> **INPUT**:
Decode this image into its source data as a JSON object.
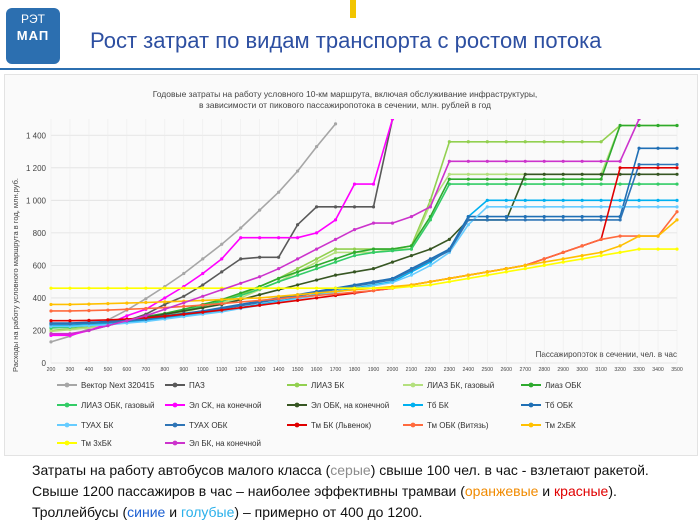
{
  "header": {
    "logo_line1": "РЭТ",
    "logo_line2": "МАП",
    "title": "Рост затрат по видам транспорта с ростом потока"
  },
  "chart_data": {
    "type": "line",
    "title_line1": "Годовые затраты на работу условного 10-км маршрута, включая обслуживание инфраструктуры,",
    "title_line2": "в зависимости от пикового пассажиропотока в сечении, млн. рублей в год",
    "ylabel": "Расходы на работу условного маршрута в год, млн.руб.",
    "xlabel": "Пассажиропоток в сечении, чел. в час",
    "ylim": [
      0,
      1500
    ],
    "yticks": [
      "0",
      "200",
      "400",
      "600",
      "800",
      "1 000",
      "1 200",
      "1 400"
    ],
    "grid": true,
    "legend": "bottom",
    "categories": [
      "200",
      "300",
      "400",
      "500",
      "600",
      "700",
      "800",
      "900",
      "1000",
      "1100",
      "1200",
      "1300",
      "1400",
      "1500",
      "1600",
      "1700",
      "1800",
      "1900",
      "2000",
      "2100",
      "2200",
      "2300",
      "2400",
      "2500",
      "2600",
      "2700",
      "2800",
      "2900",
      "3000",
      "3100",
      "3200",
      "3300",
      "3400",
      "3500"
    ],
    "series": [
      {
        "name": "Вектор Next 320415",
        "color": "#a6a6a6",
        "dashed": false,
        "values": [
          130,
          165,
          210,
          265,
          325,
          395,
          470,
          550,
          640,
          730,
          830,
          940,
          1050,
          1180,
          1330,
          1470,
          null,
          null,
          null,
          null,
          null,
          null,
          null,
          null,
          null,
          null,
          null,
          null,
          null,
          null,
          null,
          null,
          null,
          null
        ]
      },
      {
        "name": "ПАЗ",
        "color": "#595959",
        "dashed": false,
        "values": [
          175,
          175,
          200,
          230,
          260,
          300,
          360,
          410,
          480,
          560,
          640,
          650,
          650,
          850,
          960,
          960,
          960,
          960,
          1500,
          null,
          null,
          null,
          null,
          null,
          null,
          null,
          null,
          null,
          null,
          null,
          null,
          null,
          null,
          null
        ]
      },
      {
        "name": "ЛИАЗ БК",
        "color": "#92d050",
        "dashed": false,
        "values": [
          200,
          210,
          220,
          240,
          260,
          280,
          300,
          320,
          350,
          380,
          420,
          470,
          520,
          580,
          640,
          700,
          700,
          700,
          700,
          720,
          1000,
          1360,
          1360,
          1360,
          1360,
          1360,
          1360,
          1360,
          1360,
          1360,
          1460,
          1460,
          1460,
          1460
        ]
      },
      {
        "name": "ЛИАЗ БК, газовый",
        "color": "#b4e07e",
        "dashed": false,
        "values": [
          195,
          205,
          215,
          235,
          255,
          275,
          295,
          315,
          340,
          370,
          400,
          450,
          500,
          560,
          620,
          680,
          680,
          680,
          700,
          700,
          980,
          1160,
          1160,
          1160,
          1160,
          1160,
          1160,
          1160,
          1160,
          1160,
          1460,
          1460,
          1460,
          1460
        ]
      },
      {
        "name": "Лиаз ОБК",
        "color": "#2eaa2e",
        "dashed": false,
        "values": [
          220,
          225,
          235,
          250,
          265,
          285,
          305,
          330,
          360,
          390,
          430,
          470,
          520,
          560,
          600,
          640,
          680,
          700,
          700,
          720,
          900,
          1130,
          1130,
          1130,
          1130,
          1130,
          1130,
          1130,
          1130,
          1130,
          1460,
          1460,
          1460,
          1460
        ]
      },
      {
        "name": "ЛИАЗ ОБК, газовый",
        "color": "#33cc66",
        "dashed": false,
        "values": [
          215,
          220,
          230,
          245,
          260,
          280,
          300,
          320,
          350,
          380,
          415,
          455,
          500,
          540,
          580,
          620,
          660,
          680,
          690,
          700,
          880,
          1100,
          1100,
          1100,
          1100,
          1100,
          1100,
          1100,
          1100,
          1100,
          1100,
          1100,
          1100,
          1100
        ]
      },
      {
        "name": "Эл СК, на конечной",
        "color": "#ff00ff",
        "dashed": false,
        "values": [
          170,
          170,
          200,
          240,
          290,
          330,
          400,
          470,
          550,
          640,
          770,
          770,
          770,
          770,
          800,
          880,
          1100,
          1100,
          1500,
          null,
          null,
          null,
          null,
          null,
          null,
          null,
          null,
          null,
          null,
          null,
          null,
          null,
          null,
          null
        ]
      },
      {
        "name": "Эл ОБК, на конечной",
        "color": "#375623",
        "dashed": false,
        "values": [
          240,
          240,
          245,
          255,
          265,
          280,
          300,
          320,
          340,
          360,
          390,
          420,
          450,
          480,
          510,
          540,
          560,
          580,
          620,
          660,
          700,
          760,
          880,
          880,
          880,
          1160,
          1160,
          1160,
          1160,
          1160,
          1160,
          1160,
          1160,
          1160
        ]
      },
      {
        "name": "Тб БК",
        "color": "#00b0f0",
        "dashed": false,
        "values": [
          230,
          230,
          235,
          240,
          250,
          260,
          275,
          290,
          305,
          320,
          340,
          360,
          380,
          400,
          420,
          440,
          460,
          480,
          500,
          560,
          620,
          700,
          900,
          1000,
          1000,
          1000,
          1000,
          1000,
          1000,
          1000,
          1000,
          1000,
          1000,
          1000
        ]
      },
      {
        "name": "Тб ОБК",
        "color": "#1f6fb5",
        "dashed": false,
        "values": [
          245,
          245,
          250,
          255,
          265,
          275,
          290,
          305,
          320,
          340,
          360,
          380,
          400,
          420,
          440,
          460,
          480,
          500,
          520,
          580,
          640,
          700,
          900,
          900,
          900,
          900,
          900,
          900,
          900,
          900,
          900,
          1320,
          1320,
          1320
        ]
      },
      {
        "name": "ТУАХ БК",
        "color": "#66ccff",
        "dashed": false,
        "values": [
          225,
          225,
          230,
          235,
          245,
          255,
          270,
          285,
          300,
          315,
          335,
          355,
          375,
          395,
          415,
          435,
          455,
          475,
          495,
          540,
          600,
          680,
          850,
          960,
          960,
          960,
          960,
          960,
          960,
          960,
          960,
          960,
          960,
          960
        ]
      },
      {
        "name": "ТУАХ ОБК",
        "color": "#2e75b6",
        "dashed": false,
        "values": [
          240,
          240,
          245,
          250,
          258,
          268,
          282,
          298,
          314,
          332,
          352,
          372,
          392,
          412,
          432,
          452,
          472,
          492,
          512,
          570,
          630,
          690,
          880,
          880,
          880,
          880,
          880,
          880,
          880,
          880,
          880,
          1220,
          1220,
          1220
        ]
      },
      {
        "name": "Тм БК (Львенок)",
        "color": "#e00000",
        "dashed": false,
        "values": [
          260,
          260,
          262,
          265,
          270,
          278,
          288,
          300,
          312,
          325,
          340,
          355,
          370,
          385,
          400,
          415,
          430,
          445,
          460,
          480,
          500,
          520,
          540,
          560,
          580,
          600,
          640,
          680,
          720,
          760,
          1200,
          1200,
          1200,
          1200
        ]
      },
      {
        "name": "Тм ОБК (Витязь)",
        "color": "#ff6a3d",
        "dashed": false,
        "values": [
          320,
          320,
          322,
          325,
          330,
          335,
          340,
          348,
          356,
          365,
          375,
          385,
          395,
          405,
          415,
          425,
          435,
          445,
          460,
          480,
          500,
          520,
          540,
          560,
          580,
          600,
          640,
          680,
          720,
          760,
          780,
          780,
          780,
          930
        ]
      },
      {
        "name": "Тм 2хБК",
        "color": "#ffc000",
        "dashed": false,
        "values": [
          360,
          360,
          362,
          365,
          368,
          372,
          376,
          380,
          385,
          390,
          395,
          400,
          410,
          420,
          430,
          440,
          450,
          460,
          470,
          480,
          500,
          520,
          540,
          560,
          580,
          600,
          620,
          640,
          660,
          680,
          720,
          780,
          780,
          880
        ]
      },
      {
        "name": "Тм 3хБК",
        "color": "#ffff00",
        "dashed": false,
        "values": [
          460,
          460,
          460,
          460,
          460,
          460,
          460,
          460,
          460,
          460,
          460,
          460,
          460,
          460,
          460,
          460,
          460,
          460,
          460,
          470,
          480,
          500,
          520,
          540,
          560,
          580,
          600,
          620,
          640,
          660,
          680,
          700,
          700,
          700
        ]
      },
      {
        "name": "Эл БК, на конечной",
        "color": "#cc33cc",
        "dashed": false,
        "values": [
          180,
          180,
          200,
          230,
          260,
          290,
          330,
          370,
          410,
          450,
          490,
          530,
          580,
          640,
          700,
          760,
          820,
          860,
          860,
          900,
          960,
          1240,
          1240,
          1240,
          1240,
          1240,
          1240,
          1240,
          1240,
          1240,
          1240,
          1500,
          null,
          null
        ]
      }
    ]
  },
  "caption": {
    "p1": "Затраты на работу автобусов малого класса (",
    "w_gray": "серые",
    "p2": ") свыше 100 чел. в час - взлетают ракетой. Свыше 1200 пассажиров в час – наиболее эффективны трамваи (",
    "w_orange": "оранжевые",
    "p3": " и ",
    "w_red": "красные",
    "p4": "). Троллейбусы (",
    "w_blue": "синие",
    "p5": " и ",
    "w_lblue": "голубые",
    "p6": ") – примерно от 400 до 1200."
  }
}
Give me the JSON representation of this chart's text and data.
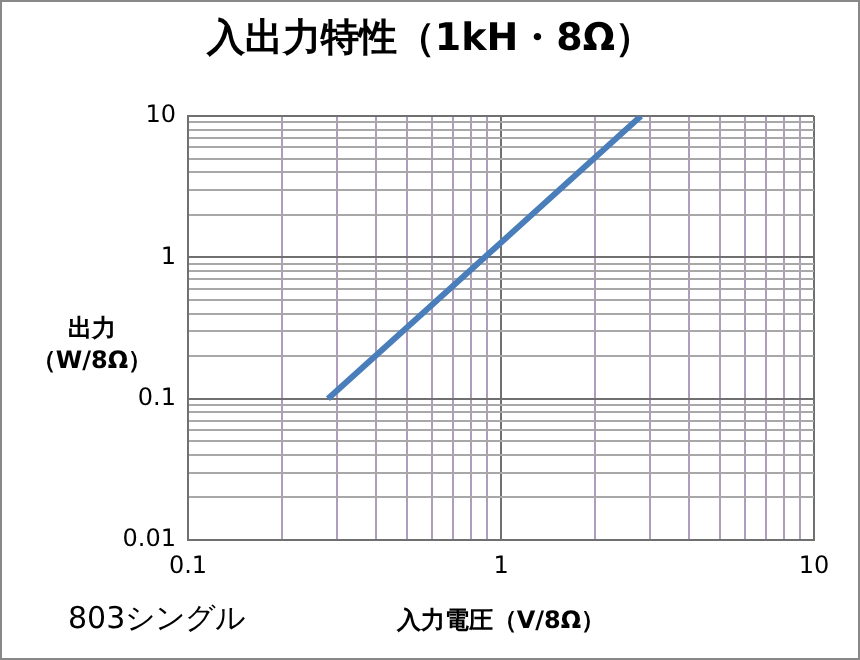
{
  "chart_data": {
    "type": "line",
    "title": "入出力特性（1kH・8Ω）",
    "xlabel": "入力電圧（V/8Ω）",
    "ylabel": "出力（W/8Ω）",
    "annotations": [
      "803シングル"
    ],
    "log": "xy",
    "grid": true,
    "legend": false,
    "marker": "none",
    "line_style": "solid",
    "xlim": [
      0.1,
      10
    ],
    "ylim": [
      0.01,
      10
    ],
    "xticks": [
      0.1,
      {
        "value": 0.2,
        "label": null
      },
      {
        "value": 0.3,
        "label": null
      },
      {
        "value": 0.4,
        "label": null
      },
      {
        "value": 0.5,
        "label": null
      },
      {
        "value": 0.6,
        "label": null
      },
      {
        "value": 0.7,
        "label": null
      },
      {
        "value": 0.8,
        "label": null
      },
      {
        "value": 0.9,
        "label": null
      },
      1,
      {
        "value": 2,
        "label": null
      },
      {
        "value": 3,
        "label": null
      },
      {
        "value": 4,
        "label": null
      },
      {
        "value": 5,
        "label": null
      },
      {
        "value": 6,
        "label": null
      },
      {
        "value": 7,
        "label": null
      },
      {
        "value": 8,
        "label": null
      },
      {
        "value": 9,
        "label": null
      },
      10
    ],
    "yticks": [
      0.01,
      {
        "value": 0.02,
        "label": null
      },
      {
        "value": 0.03,
        "label": null
      },
      {
        "value": 0.04,
        "label": null
      },
      {
        "value": 0.05,
        "label": null
      },
      {
        "value": 0.06,
        "label": null
      },
      {
        "value": 0.07,
        "label": null
      },
      {
        "value": 0.08,
        "label": null
      },
      {
        "value": 0.09,
        "label": null
      },
      0.1,
      {
        "value": 0.2,
        "label": null
      },
      {
        "value": 0.3,
        "label": null
      },
      {
        "value": 0.4,
        "label": null
      },
      {
        "value": 0.5,
        "label": null
      },
      {
        "value": 0.6,
        "label": null
      },
      {
        "value": 0.7,
        "label": null
      },
      {
        "value": 0.8,
        "label": null
      },
      {
        "value": 0.9,
        "label": null
      },
      1,
      {
        "value": 2,
        "label": null
      },
      {
        "value": 3,
        "label": null
      },
      {
        "value": 4,
        "label": null
      },
      {
        "value": 5,
        "label": null
      },
      {
        "value": 6,
        "label": null
      },
      {
        "value": 7,
        "label": null
      },
      {
        "value": 8,
        "label": null
      },
      {
        "value": 9,
        "label": null
      },
      10
    ],
    "series": [
      {
        "color": "#4a7ebb",
        "x": [
          0.28,
          0.9,
          2.8
        ],
        "values": [
          0.1,
          1.03,
          10
        ]
      }
    ]
  }
}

> **DIRECTIONS FOR THIS TASK**: Determine how many lines in the listing above hold the string "условного", then write only the number.

> **PROBLEM SOLUTION**: 2